### Instruction A
Render as a numbered list the lines of the data entries, from the line containing "Text: RGMII2: RGMII2 (281, 17, 318, 27)" through the line containing "Text: RGMII4: RGMII4 (475, 111, 511, 120)", both included, leaving out blank lines.

### Extract provided
((

I also like how he distills neural networks into their architecture, activity rule, and learning rule. The architecture specifies the variables and relationships within the network; the activity rule details how the outputs of neurons change in response to each other; the learning rule defines how to update weights during training.
One other topic I found particularly interesting was on the information capacity of a single neuron (and relating it back to VC dimension), as well as the capacity of Hopfield networks. Walking through these analyses gives the reader building blocks for reasoning about the capacity of larger, more complex networks.
While it's true that the Bayesian methods for which MacKay advocates are not the dominate paradigm used in deep learning today, the probabilistic perspective is broad enough to interpret parameters with point estimates. Regularization and drop out also have Bayesian interpretations.
Comparison to frequentist methods
MacKay mostly focuses on presenting the material at hand, but occasionally contrasts to frequentist methods. One example comes in Chapter 24, where he discusses the estimators for $\sigma$ in a Gaussian distribution. As he states:
Given data $D = \{x_n\}_{n=1}^N$, and 'estimator' of $\mu$ is
$$ \bar{x} \equiv \sum_{n=1}^N x_n / N, $$ and two estimators of $\sigma$ are: $$ \sigma_N = \sqrt{\frac{\sum_{n=1}^N (x_n - \bar{x})^2}{N}} \;\text{and}\; \sigma_{N-1} = \sqrt{\frac{\sum_{n=1}^N (x_n - \bar{x})^2}{N-1}} $$
He discusses how they invent estimators in the frequentist paradigm and choose the one that best meets some criteria of sampling properties. After pointing out that there is no clear principle for deciding which criterion to use, and given most criteria, there's no systematic way to produce an optimal estimator, he then explains the frequentist interpretation of these estimators. The estimator $(\bar{x}, \sigma_N)$ is the maximum likelihood estimator, but $\sigma_N$ is biased. That is, averaging over repeated sampling, $\sigma_N$ will not equal to $\sigma$. The $\sigma_{N-1}$ version is unbiased.

))

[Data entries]
((

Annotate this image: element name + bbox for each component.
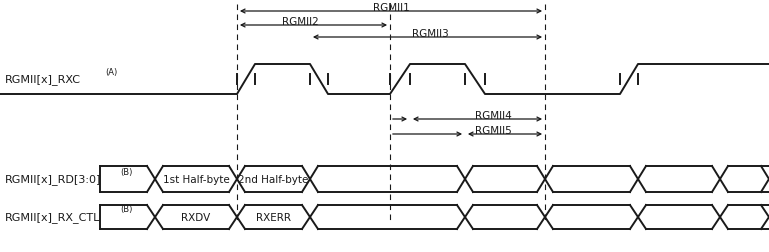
Text: RGMII2: RGMII2 (281, 17, 318, 27)
Text: (A): (A) (105, 67, 117, 76)
Text: RGMII1: RGMII1 (373, 3, 409, 13)
Text: RGMII5: RGMII5 (475, 125, 511, 136)
Text: (B): (B) (120, 205, 132, 214)
Text: 2nd Half-byte: 2nd Half-byte (238, 174, 308, 184)
Text: RGMII[x]_RD[3:0]: RGMII[x]_RD[3:0] (5, 174, 102, 185)
Text: RGMII[x]_RXC: RGMII[x]_RXC (5, 74, 81, 85)
Text: RXDV: RXDV (181, 212, 211, 222)
Text: RGMII4: RGMII4 (475, 111, 511, 120)
Text: (B): (B) (120, 167, 132, 176)
Text: 1st Half-byte: 1st Half-byte (162, 174, 229, 184)
Text: RGMII3: RGMII3 (411, 29, 448, 39)
Text: RXERR: RXERR (256, 212, 291, 222)
Text: RGMII[x]_RX_CTL: RGMII[x]_RX_CTL (5, 212, 101, 223)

))

### Instruction B
According to the review of MacKay's book, in which chapter does he discuss the estimators for σ in a Gaussian distribution?

### Full answer A
1. Text: RGMII2: RGMII2 (281, 17, 318, 27)
2. Text: (A): (A) (105, 67, 117, 76)
3. Text: RGMII1: RGMII1 (373, 3, 409, 13)
4. Text: RGMII5: RGMII5 (475, 125, 511, 136)
5. Text: (B): (B) (120, 205, 132, 214)
6. Text: 2nd Half-byte: 2nd Half-byte (238, 174, 308, 184)
7. Text: RGMII[x]_RD[3:0]: RGMII[x]_RD[3:0] (5, 174, 102, 185)
8. Text: RGMII[x]_RXC: RGMII[x]_RXC (5, 74, 81, 85)
9. Text: RXDV: RXDV (181, 212, 211, 222)
10. Text: RGMII4: RGMII4 (475, 111, 511, 120)

### Full answer B
Chapter 24.